◆ **AIM**:
Quote all entries exactly, leaving pictures aside.

───── INPUT RECORDS

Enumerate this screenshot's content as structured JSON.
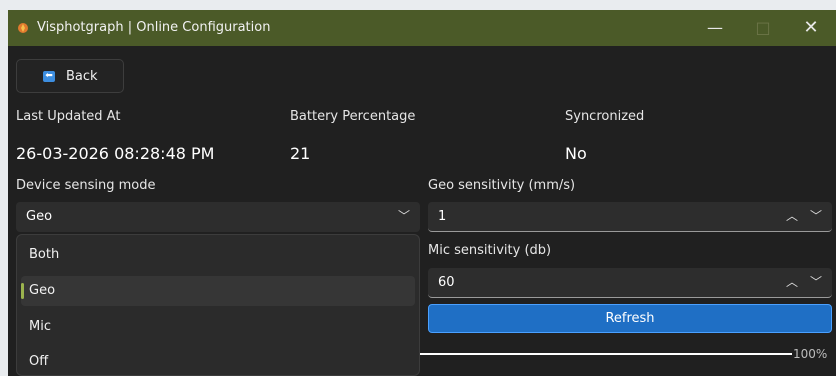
{
  "window": {
    "title": "Visphotgraph | Online Configuration",
    "controls": {
      "minimize": "—",
      "maximize": "□",
      "close": "✕"
    },
    "accent_color": "#4b5a28"
  },
  "back_button": {
    "label": "Back",
    "icon": "back-arrow-icon"
  },
  "status": {
    "last_updated": {
      "label": "Last Updated At",
      "value": "26-03-2026 08:28:48 PM"
    },
    "battery": {
      "label": "Battery Percentage",
      "value": "21"
    },
    "synchronized": {
      "label": "Syncronized",
      "value": "No"
    }
  },
  "sensing_mode": {
    "label": "Device sensing mode",
    "selected": "Geo",
    "options": [
      "Both",
      "Geo",
      "Mic",
      "Off"
    ]
  },
  "geo_sensitivity": {
    "label": "Geo sensitivity (mm/s)",
    "value": "1"
  },
  "mic_sensitivity": {
    "label": "Mic sensitivity (db)",
    "value": "60"
  },
  "refresh_button": {
    "label": "Refresh",
    "color": "#1f6fc5"
  },
  "progress": {
    "value": 1.0,
    "label": "100%"
  }
}
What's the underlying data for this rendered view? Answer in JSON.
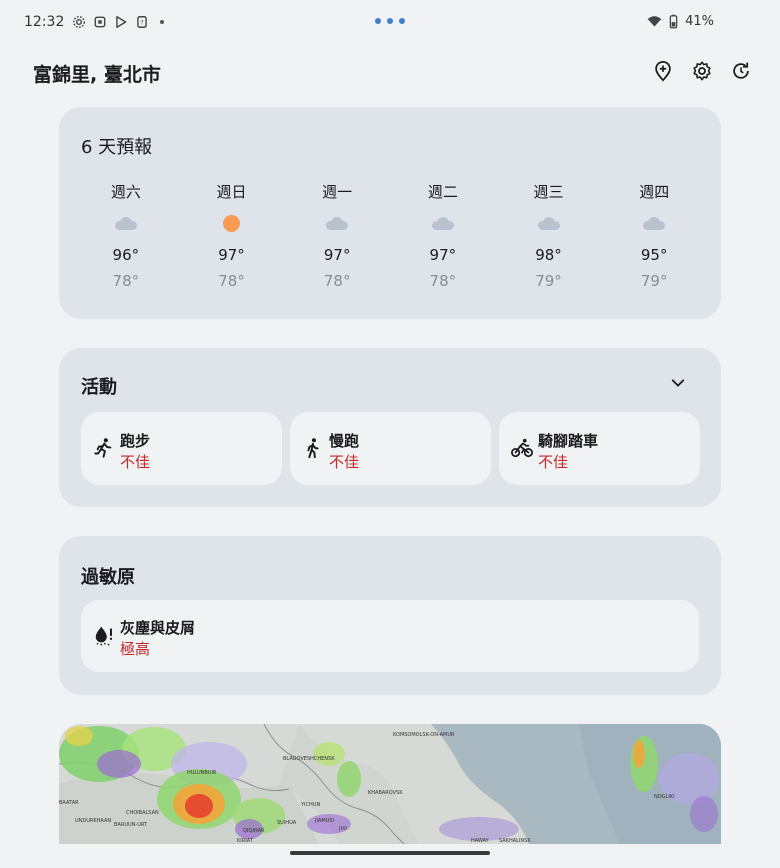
{
  "status_bar": {
    "time": "12:32",
    "battery": "41%"
  },
  "header": {
    "location": "富錦里, 臺北市",
    "actions": [
      "add-location-icon",
      "gear-icon",
      "refresh-icon"
    ]
  },
  "forecast": {
    "title": "6 天預報",
    "days": [
      {
        "name": "週六",
        "icon": "cloud",
        "high": "96°",
        "low": "78°"
      },
      {
        "name": "週日",
        "icon": "sun",
        "high": "97°",
        "low": "78°"
      },
      {
        "name": "週一",
        "icon": "cloud",
        "high": "97°",
        "low": "78°"
      },
      {
        "name": "週二",
        "icon": "cloud",
        "high": "97°",
        "low": "78°"
      },
      {
        "name": "週三",
        "icon": "cloud",
        "high": "98°",
        "low": "79°"
      },
      {
        "name": "週四",
        "icon": "cloud",
        "high": "95°",
        "low": "79°"
      }
    ]
  },
  "activities": {
    "title": "活動",
    "items": [
      {
        "label": "跑步",
        "status": "不佳",
        "icon": "running-icon"
      },
      {
        "label": "慢跑",
        "status": "不佳",
        "icon": "walking-icon"
      },
      {
        "label": "騎腳踏車",
        "status": "不佳",
        "icon": "cycling-icon"
      }
    ]
  },
  "allergens": {
    "title": "過敏原",
    "items": [
      {
        "label": "灰塵與皮屑",
        "status": "極高",
        "icon": "dust-icon"
      }
    ]
  },
  "map": {
    "labels": [
      "KOMSOMOLSK-ON-AMUR",
      "HULUNBUIR",
      "BLAGOVESHCHENSK",
      "KHABAROVSK",
      "CHOIBALSAN",
      "BAATAR",
      "UNDURKHAAN",
      "BARUUN-URT",
      "YICHUN",
      "QIQIHAR",
      "SUIHUA",
      "JIAMUSI",
      "JIXI",
      "KIRIAT",
      "NOGLIKI",
      "HAWAY",
      "SAKHALINSK"
    ]
  },
  "colors": {
    "card_bg": "#dfe3ea",
    "tile_bg": "#f1f2f4",
    "alert": "#c62828",
    "sun": "#f79b54",
    "cloud": "#b9c3d0",
    "accent": "#3f7fd0"
  }
}
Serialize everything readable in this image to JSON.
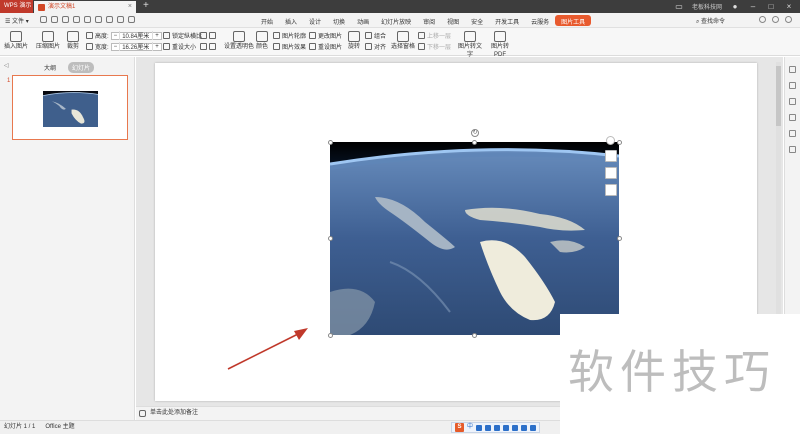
{
  "titlebar": {
    "app_tab": "WPS 演示",
    "doc_tab": "演示文稿1",
    "new_tab": "+",
    "user_name": "老板科技网",
    "accent_color": "#c0392b"
  },
  "menubar": {
    "file_label": "文件",
    "tabs": [
      "开始",
      "插入",
      "设计",
      "切换",
      "动画",
      "幻灯片放映",
      "审阅",
      "视图",
      "安全",
      "开发工具",
      "云服务",
      "图片工具"
    ],
    "active_tab": "图片工具",
    "search_label": "查找命令"
  },
  "ribbon": {
    "insert_picture": "插入图片",
    "compress_picture": "压缩图片",
    "crop": "裁剪",
    "height_label": "高度:",
    "height_value": "10.84厘米",
    "width_label": "宽度:",
    "width_value": "16.26厘米",
    "lock_ratio": "锁定纵横比",
    "reset_size": "重设大小",
    "set_transparent": "设置透明色",
    "color": "颜色",
    "picture_outline": "图片轮廓",
    "picture_effects": "图片效果",
    "change_picture": "更改图片",
    "reset_picture": "重设图片",
    "rotate": "旋转",
    "group": "组合",
    "align": "对齐",
    "bring_forward": "上移一层",
    "send_backward": "下移一层",
    "selection_pane": "选择窗格",
    "picture_to_text": "图片转文字",
    "picture_to_pdf": "图片转PDF"
  },
  "leftpane": {
    "tab_outline": "大纲",
    "tab_slides": "幻灯片",
    "slide_number": "1"
  },
  "notes": {
    "placeholder": "单击此处添加备注"
  },
  "statusbar": {
    "slide_info": "幻灯片 1 / 1",
    "theme": "Office 主题",
    "ime_logo": "S",
    "ime_mode": "中"
  },
  "watermark": {
    "text": "软件技巧"
  }
}
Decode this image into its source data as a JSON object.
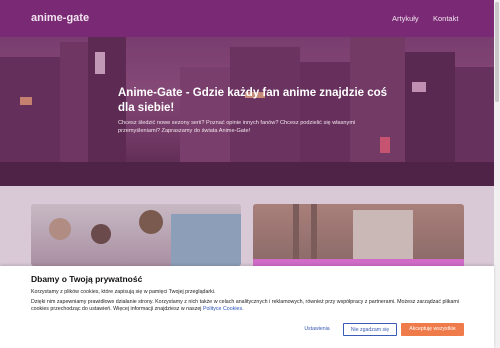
{
  "nav": {
    "logo": "anime-gate",
    "links": [
      {
        "label": "Artykuły"
      },
      {
        "label": "Kontakt"
      }
    ]
  },
  "hero": {
    "title": "Anime-Gate - Gdzie każdy fan anime znajdzie coś dla siebie!",
    "subtitle": "Chcesz śledzić nowe sezony serii? Poznać opinie innych fanów? Chcesz podzielić się własnymi przemyśleniami? Zapraszamy do świata Anime-Gate!"
  },
  "cookie": {
    "title": "Dbamy o Twoją prywatność",
    "line1": "Korzystamy z plików cookies, które zapisują się w pamięci Twojej przeglądarki.",
    "line2": "Dzięki nim zapewniamy prawidłowe działanie strony. Korzystamy z nich także w celach analitycznych i reklamowych, również przy współpracy z partnerami. Możesz zarządzać plikami cookies przechodząc do ustawień. Więcej informacji znajdziesz w naszej",
    "policy_link": "Polityce Cookies",
    "buttons": {
      "settings": "Ustawienia",
      "reject": "Nie zgadzam się",
      "accept": "Akceptuję wszystkie"
    }
  },
  "colors": {
    "nav": "#7a2a74",
    "accept": "#f07b4a",
    "link": "#2c55b8"
  }
}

──────────

◆ **REPLY TO THE EXERCISE**:
Enumerate this screenshot's content as structured JSON.
{
  "window": {
    "title": "Visphotgraph | Online Configuration",
    "controls": {
      "minimize": "—",
      "maximize": "□",
      "close": "✕"
    },
    "accent_color": "#4b5a28"
  },
  "back_button": {
    "label": "Back",
    "icon": "back-arrow-icon"
  },
  "status": {
    "last_updated": {
      "label": "Last Updated At",
      "value": "26-03-2026 08:28:48 PM"
    },
    "battery": {
      "label": "Battery Percentage",
      "value": "21"
    },
    "synchronized": {
      "label": "Syncronized",
      "value": "No"
    }
  },
  "sensing_mode": {
    "label": "Device sensing mode",
    "selected": "Geo",
    "options": [
      "Both",
      "Geo",
      "Mic",
      "Off"
    ]
  },
  "geo_sensitivity": {
    "label": "Geo sensitivity (mm/s)",
    "value": "1"
  },
  "mic_sensitivity": {
    "label": "Mic sensitivity (db)",
    "value": "60"
  },
  "refresh_button": {
    "label": "Refresh",
    "color": "#1f6fc5"
  },
  "progress": {
    "value": 1.0,
    "label": "100%"
  }
}
What's the underlying data for this rendered view? Answer in JSON.
{
  "status_bar": {
    "time": "12:32",
    "battery": "41%"
  },
  "header": {
    "location": "富錦里, 臺北市",
    "actions": [
      "add-location-icon",
      "gear-icon",
      "refresh-icon"
    ]
  },
  "forecast": {
    "title": "6 天預報",
    "days": [
      {
        "name": "週六",
        "icon": "cloud",
        "high": "96°",
        "low": "78°"
      },
      {
        "name": "週日",
        "icon": "sun",
        "high": "97°",
        "low": "78°"
      },
      {
        "name": "週一",
        "icon": "cloud",
        "high": "97°",
        "low": "78°"
      },
      {
        "name": "週二",
        "icon": "cloud",
        "high": "97°",
        "low": "78°"
      },
      {
        "name": "週三",
        "icon": "cloud",
        "high": "98°",
        "low": "79°"
      },
      {
        "name": "週四",
        "icon": "cloud",
        "high": "95°",
        "low": "79°"
      }
    ]
  },
  "activities": {
    "title": "活動",
    "items": [
      {
        "label": "跑步",
        "status": "不佳",
        "icon": "running-icon"
      },
      {
        "label": "慢跑",
        "status": "不佳",
        "icon": "walking-icon"
      },
      {
        "label": "騎腳踏車",
        "status": "不佳",
        "icon": "cycling-icon"
      }
    ]
  },
  "allergens": {
    "title": "過敏原",
    "items": [
      {
        "label": "灰塵與皮屑",
        "status": "極高",
        "icon": "dust-icon"
      }
    ]
  },
  "map": {
    "labels": [
      "KOMSOMOLSK-ON-AMUR",
      "HULUNBUIR",
      "BLAGOVESHCHENSK",
      "KHABAROVSK",
      "CHOIBALSAN",
      "BAATAR",
      "UNDURKHAAN",
      "BARUUN-URT",
      "YICHUN",
      "QIQIHAR",
      "SUIHUA",
      "JIAMUSI",
      "JIXI",
      "KIRIAT",
      "NOGLIKI",
      "HAWAY",
      "SAKHALINSK"
    ]
  },
  "colors": {
    "card_bg": "#dfe3ea",
    "tile_bg": "#f1f2f4",
    "alert": "#c62828",
    "sun": "#f79b54",
    "cloud": "#b9c3d0",
    "accent": "#3f7fd0"
  }
}
Serialize everything readable in this image to JSON.
{
  "titlebar": {
    "app_tab": "WPS 演示",
    "doc_tab": "演示文稿1",
    "new_tab": "+",
    "user_name": "老板科技网",
    "accent_color": "#c0392b"
  },
  "menubar": {
    "file_label": "文件",
    "tabs": [
      "开始",
      "插入",
      "设计",
      "切换",
      "动画",
      "幻灯片放映",
      "审阅",
      "视图",
      "安全",
      "开发工具",
      "云服务",
      "图片工具"
    ],
    "active_tab": "图片工具",
    "search_label": "查找命令"
  },
  "ribbon": {
    "insert_picture": "插入图片",
    "compress_picture": "压缩图片",
    "crop": "裁剪",
    "height_label": "高度:",
    "height_value": "10.84厘米",
    "width_label": "宽度:",
    "width_value": "16.26厘米",
    "lock_ratio": "锁定纵横比",
    "reset_size": "重设大小",
    "set_transparent": "设置透明色",
    "color": "颜色",
    "picture_outline": "图片轮廓",
    "picture_effects": "图片效果",
    "change_picture": "更改图片",
    "reset_picture": "重设图片",
    "rotate": "旋转",
    "group": "组合",
    "align": "对齐",
    "bring_forward": "上移一层",
    "send_backward": "下移一层",
    "selection_pane": "选择窗格",
    "picture_to_text": "图片转文字",
    "picture_to_pdf": "图片转PDF"
  },
  "leftpane": {
    "tab_outline": "大纲",
    "tab_slides": "幻灯片",
    "slide_number": "1"
  },
  "notes": {
    "placeholder": "单击此处添加备注"
  },
  "statusbar": {
    "slide_info": "幻灯片 1 / 1",
    "theme": "Office 主题",
    "ime_logo": "S",
    "ime_mode": "中"
  },
  "watermark": {
    "text": "软件技巧"
  }
}
Decode this image into its source data as a JSON object.
{
  "nav": {
    "logo": "anime-gate",
    "links": [
      {
        "label": "Artykuły"
      },
      {
        "label": "Kontakt"
      }
    ]
  },
  "hero": {
    "title": "Anime-Gate - Gdzie każdy fan anime znajdzie coś dla siebie!",
    "subtitle": "Chcesz śledzić nowe sezony serii? Poznać opinie innych fanów? Chcesz podzielić się własnymi przemyśleniami? Zapraszamy do świata Anime-Gate!"
  },
  "cookie": {
    "title": "Dbamy o Twoją prywatność",
    "line1": "Korzystamy z plików cookies, które zapisują się w pamięci Twojej przeglądarki.",
    "line2": "Dzięki nim zapewniamy prawidłowe działanie strony. Korzystamy z nich także w celach analitycznych i reklamowych, również przy współpracy z partnerami. Możesz zarządzać plikami cookies przechodząc do ustawień. Więcej informacji znajdziesz w naszej",
    "policy_link": "Polityce Cookies",
    "buttons": {
      "settings": "Ustawienia",
      "reject": "Nie zgadzam się",
      "accept": "Akceptuję wszystkie"
    }
  },
  "colors": {
    "nav": "#7a2a74",
    "accept": "#f07b4a",
    "link": "#2c55b8"
  }
}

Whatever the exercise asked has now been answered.